**The task**
Set out each line from the following listing that includes the word "prostor".

___ Supplied data

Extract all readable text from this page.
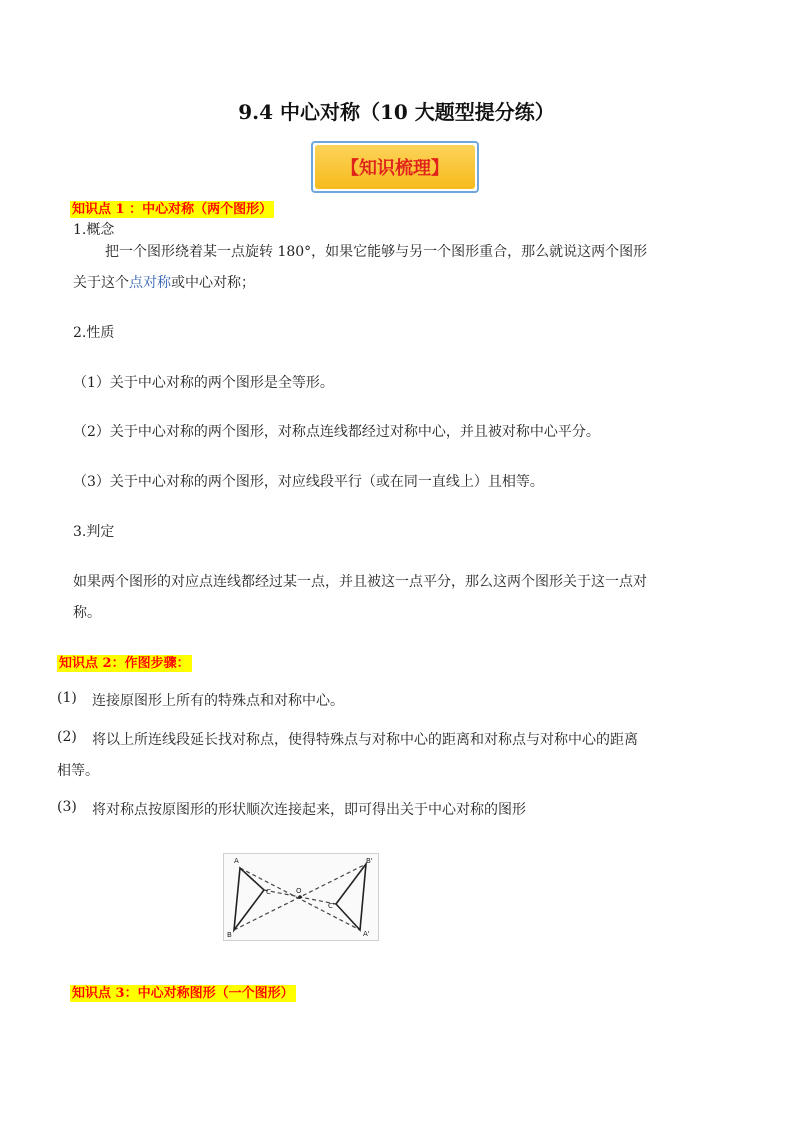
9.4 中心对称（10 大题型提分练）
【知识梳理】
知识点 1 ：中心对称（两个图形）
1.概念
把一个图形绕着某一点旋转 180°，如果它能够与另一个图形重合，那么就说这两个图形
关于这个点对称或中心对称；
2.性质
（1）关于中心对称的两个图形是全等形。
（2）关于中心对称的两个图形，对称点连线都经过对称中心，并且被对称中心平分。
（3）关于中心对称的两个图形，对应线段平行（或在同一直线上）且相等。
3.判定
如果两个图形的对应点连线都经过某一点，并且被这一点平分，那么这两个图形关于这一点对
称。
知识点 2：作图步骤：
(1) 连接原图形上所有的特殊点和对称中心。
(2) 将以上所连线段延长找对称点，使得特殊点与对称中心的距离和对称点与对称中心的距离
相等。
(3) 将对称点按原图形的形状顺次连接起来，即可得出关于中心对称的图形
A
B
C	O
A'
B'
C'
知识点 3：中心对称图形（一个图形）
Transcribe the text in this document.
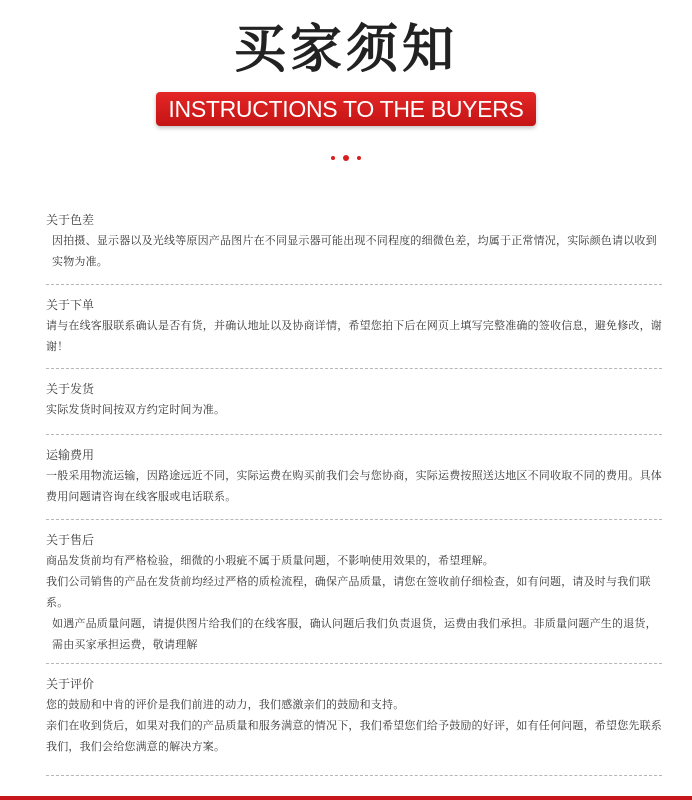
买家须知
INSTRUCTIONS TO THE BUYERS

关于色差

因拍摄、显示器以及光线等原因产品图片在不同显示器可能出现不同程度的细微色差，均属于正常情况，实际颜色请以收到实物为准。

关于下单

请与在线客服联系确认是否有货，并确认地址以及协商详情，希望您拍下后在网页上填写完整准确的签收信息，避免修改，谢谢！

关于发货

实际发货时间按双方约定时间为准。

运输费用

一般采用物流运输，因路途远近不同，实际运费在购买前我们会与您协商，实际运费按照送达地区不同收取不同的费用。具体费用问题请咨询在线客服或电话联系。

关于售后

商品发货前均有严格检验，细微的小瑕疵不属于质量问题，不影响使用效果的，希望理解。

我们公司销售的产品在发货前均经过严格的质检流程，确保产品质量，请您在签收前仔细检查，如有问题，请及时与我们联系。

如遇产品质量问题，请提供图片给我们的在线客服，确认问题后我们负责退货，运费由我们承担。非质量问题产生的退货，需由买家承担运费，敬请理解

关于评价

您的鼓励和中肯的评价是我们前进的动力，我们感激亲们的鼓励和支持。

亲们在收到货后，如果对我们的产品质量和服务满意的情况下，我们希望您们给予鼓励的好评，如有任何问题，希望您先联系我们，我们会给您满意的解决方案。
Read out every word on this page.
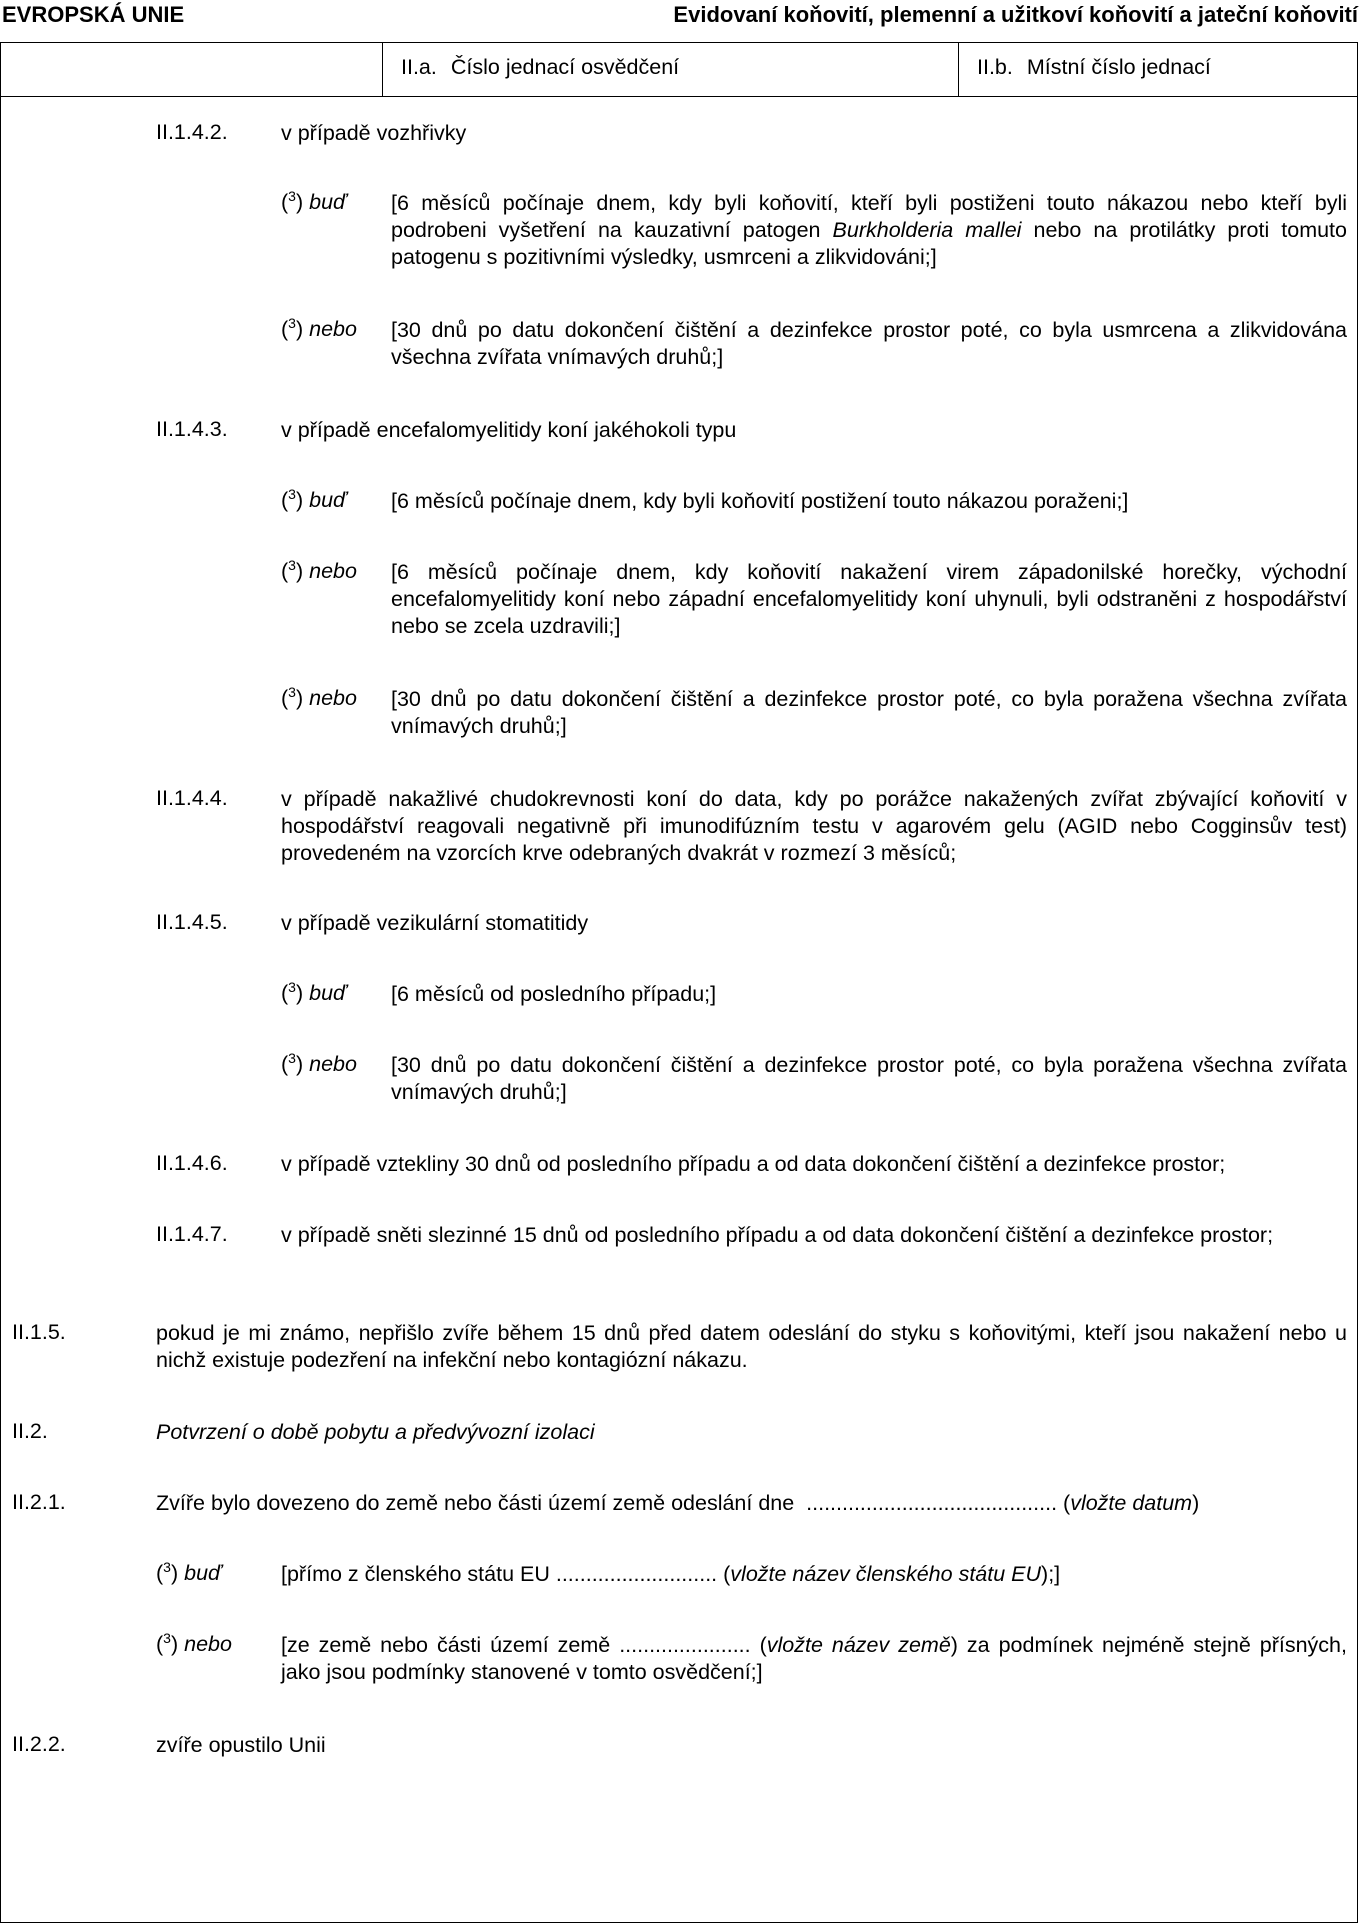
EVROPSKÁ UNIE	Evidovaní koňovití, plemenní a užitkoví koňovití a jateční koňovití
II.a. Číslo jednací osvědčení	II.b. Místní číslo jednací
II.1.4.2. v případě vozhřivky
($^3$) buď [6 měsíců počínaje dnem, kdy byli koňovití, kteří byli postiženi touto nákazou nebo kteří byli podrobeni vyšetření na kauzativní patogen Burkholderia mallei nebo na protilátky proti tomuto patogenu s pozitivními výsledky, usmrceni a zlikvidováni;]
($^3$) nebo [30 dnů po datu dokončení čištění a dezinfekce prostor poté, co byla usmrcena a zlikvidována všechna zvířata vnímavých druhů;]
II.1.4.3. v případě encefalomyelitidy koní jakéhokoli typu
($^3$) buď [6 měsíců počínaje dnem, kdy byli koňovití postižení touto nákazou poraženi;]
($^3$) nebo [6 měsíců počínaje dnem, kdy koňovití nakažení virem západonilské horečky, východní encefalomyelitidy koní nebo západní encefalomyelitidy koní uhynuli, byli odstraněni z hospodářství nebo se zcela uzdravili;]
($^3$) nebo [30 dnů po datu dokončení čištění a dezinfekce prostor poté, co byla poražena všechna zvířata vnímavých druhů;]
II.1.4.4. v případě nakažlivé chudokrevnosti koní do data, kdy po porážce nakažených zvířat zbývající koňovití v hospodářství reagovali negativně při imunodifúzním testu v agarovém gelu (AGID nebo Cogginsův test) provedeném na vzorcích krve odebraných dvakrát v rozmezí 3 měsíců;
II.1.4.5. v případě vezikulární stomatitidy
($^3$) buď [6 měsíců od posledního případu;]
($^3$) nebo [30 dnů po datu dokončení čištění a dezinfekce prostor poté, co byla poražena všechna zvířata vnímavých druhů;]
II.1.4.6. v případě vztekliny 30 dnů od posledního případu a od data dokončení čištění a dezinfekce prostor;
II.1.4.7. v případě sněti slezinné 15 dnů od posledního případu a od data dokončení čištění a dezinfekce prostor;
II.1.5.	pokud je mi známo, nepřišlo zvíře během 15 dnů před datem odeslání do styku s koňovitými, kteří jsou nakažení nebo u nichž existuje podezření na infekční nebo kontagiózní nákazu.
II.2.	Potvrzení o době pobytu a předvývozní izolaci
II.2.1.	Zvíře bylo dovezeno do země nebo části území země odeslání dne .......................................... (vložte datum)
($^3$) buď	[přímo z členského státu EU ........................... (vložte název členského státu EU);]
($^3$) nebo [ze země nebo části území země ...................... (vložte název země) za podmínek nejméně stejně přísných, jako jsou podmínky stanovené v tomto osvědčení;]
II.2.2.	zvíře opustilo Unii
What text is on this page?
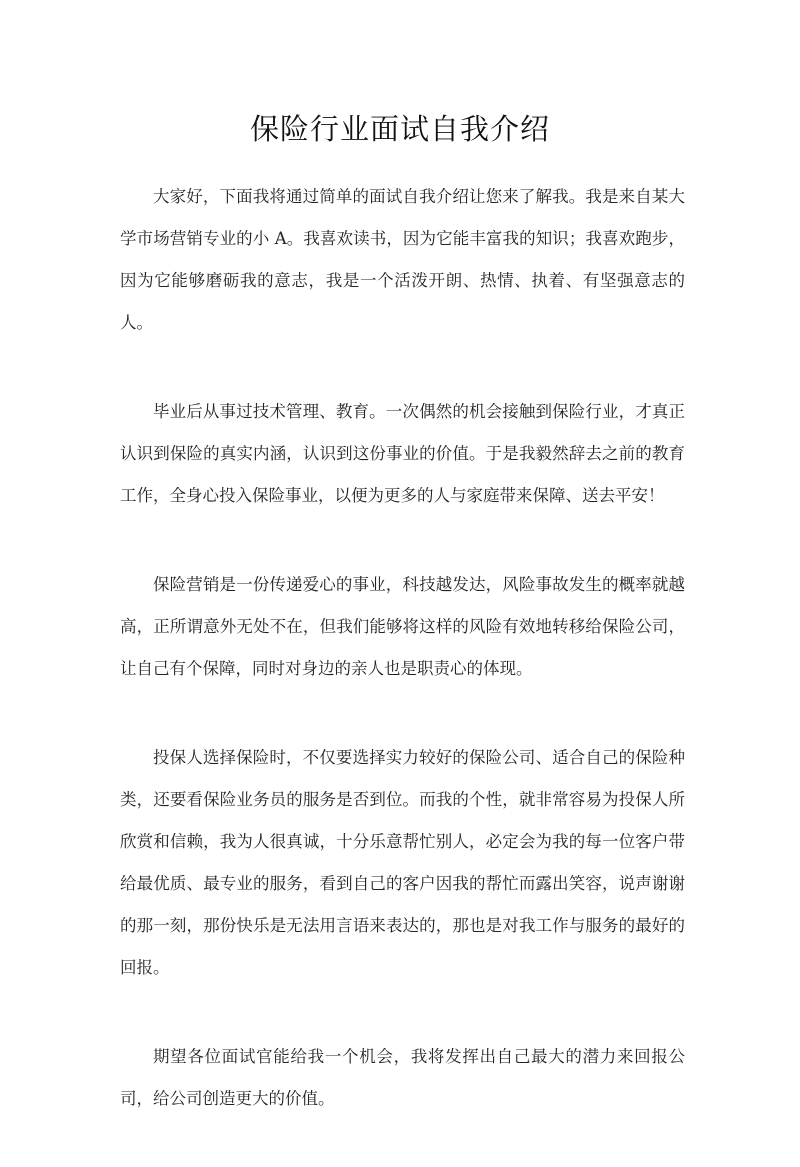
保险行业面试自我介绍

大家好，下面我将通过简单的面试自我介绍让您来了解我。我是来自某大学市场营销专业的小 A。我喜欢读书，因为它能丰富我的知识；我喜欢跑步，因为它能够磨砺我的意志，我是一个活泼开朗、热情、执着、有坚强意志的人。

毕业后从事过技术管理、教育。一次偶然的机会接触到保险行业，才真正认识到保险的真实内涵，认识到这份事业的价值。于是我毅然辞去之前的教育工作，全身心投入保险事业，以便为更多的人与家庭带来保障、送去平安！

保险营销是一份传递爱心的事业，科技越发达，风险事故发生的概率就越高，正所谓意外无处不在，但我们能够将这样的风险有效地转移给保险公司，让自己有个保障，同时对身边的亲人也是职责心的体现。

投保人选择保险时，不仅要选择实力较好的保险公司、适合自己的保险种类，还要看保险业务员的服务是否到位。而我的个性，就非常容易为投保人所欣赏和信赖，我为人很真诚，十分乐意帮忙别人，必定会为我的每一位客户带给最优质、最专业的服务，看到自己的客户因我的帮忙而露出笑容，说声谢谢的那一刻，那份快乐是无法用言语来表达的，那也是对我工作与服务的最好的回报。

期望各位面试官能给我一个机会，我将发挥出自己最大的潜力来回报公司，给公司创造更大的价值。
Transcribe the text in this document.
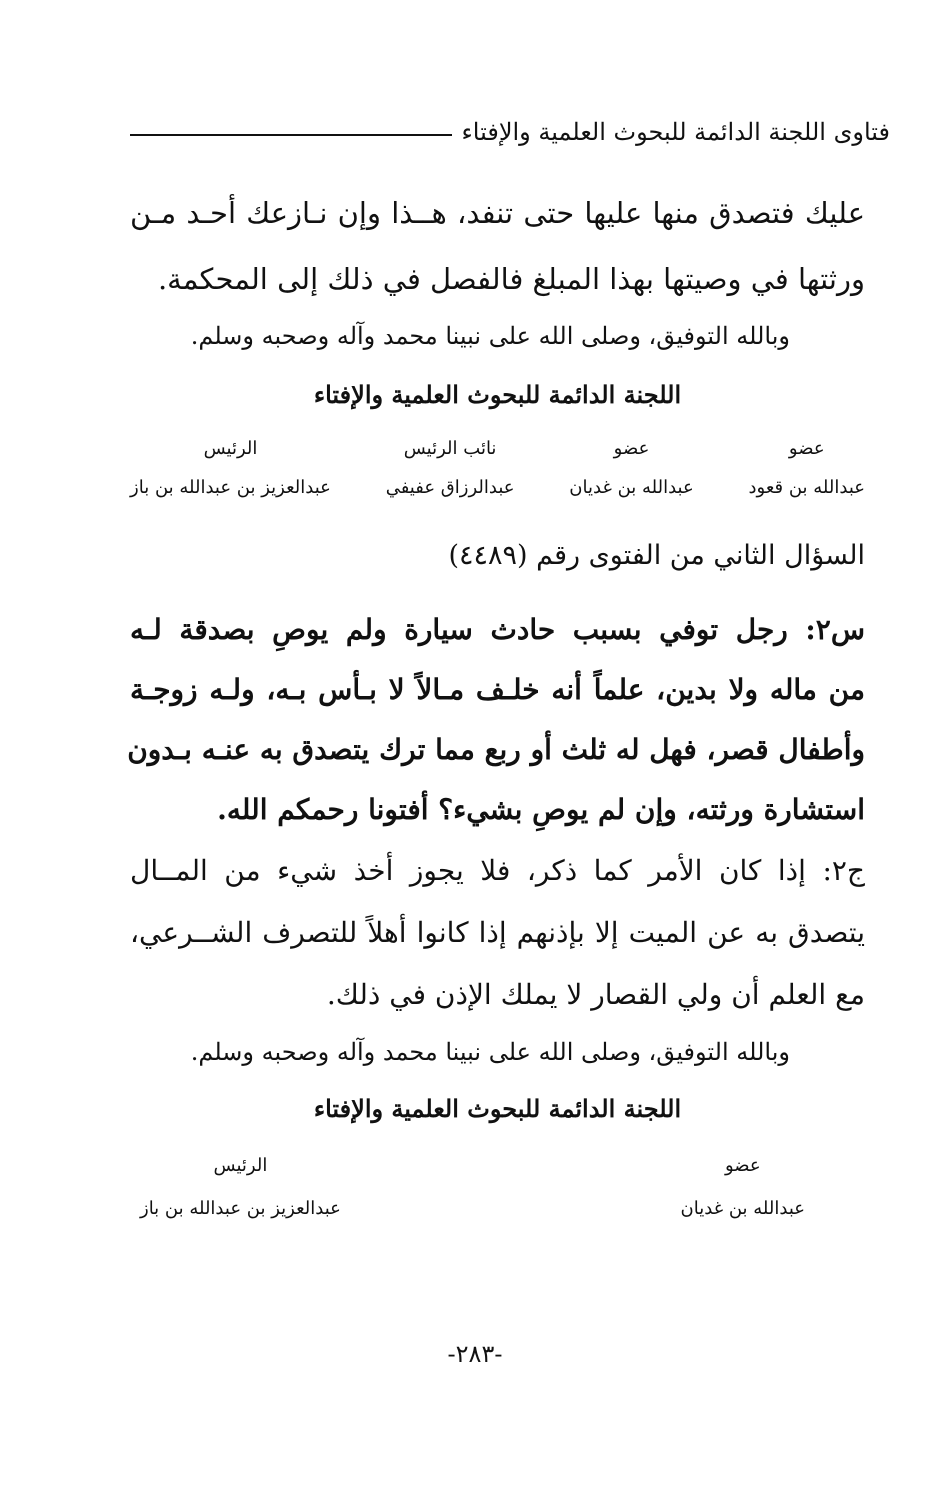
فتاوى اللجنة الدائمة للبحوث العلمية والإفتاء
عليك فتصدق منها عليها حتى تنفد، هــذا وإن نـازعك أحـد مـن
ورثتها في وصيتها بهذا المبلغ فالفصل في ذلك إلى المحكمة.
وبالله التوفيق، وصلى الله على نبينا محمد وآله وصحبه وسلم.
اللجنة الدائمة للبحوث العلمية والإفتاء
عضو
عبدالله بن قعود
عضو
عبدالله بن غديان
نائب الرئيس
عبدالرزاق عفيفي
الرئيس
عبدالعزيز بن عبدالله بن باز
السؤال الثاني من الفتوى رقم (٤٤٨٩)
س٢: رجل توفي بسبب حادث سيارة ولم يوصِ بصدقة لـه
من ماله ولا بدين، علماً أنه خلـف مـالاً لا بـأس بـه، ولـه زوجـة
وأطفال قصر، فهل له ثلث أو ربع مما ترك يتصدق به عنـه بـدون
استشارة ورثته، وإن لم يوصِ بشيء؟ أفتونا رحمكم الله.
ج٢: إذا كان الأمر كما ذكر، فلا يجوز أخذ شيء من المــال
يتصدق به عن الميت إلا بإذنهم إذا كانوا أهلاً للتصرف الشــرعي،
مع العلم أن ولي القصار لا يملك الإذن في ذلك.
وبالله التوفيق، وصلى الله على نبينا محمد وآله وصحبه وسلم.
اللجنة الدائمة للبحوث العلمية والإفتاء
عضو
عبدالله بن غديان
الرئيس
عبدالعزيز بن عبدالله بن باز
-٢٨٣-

______

**Output for this exercise**
($^3$) nebo [30 dnů po datu dokončení čištění a dezinfekce prostor poté, co byla usmrcena a zlikvidována všechna zvířata vnímavých druhů;]
($^3$) nebo [30 dnů po datu dokončení čištění a dezinfekce prostor poté, co byla poražena všechna zvířata vnímavých druhů;]
($^3$) nebo [30 dnů po datu dokončení čištění a dezinfekce prostor poté, co byla poražena všechna zvířata vnímavých druhů;]
II.1.4.6. v případě vztekliny 30 dnů od posledního případu a od data dokončení čištění a dezinfekce prostor;
II.1.4.7. v případě sněti slezinné 15 dnů od posledního případu a od data dokončení čištění a dezinfekce prostor;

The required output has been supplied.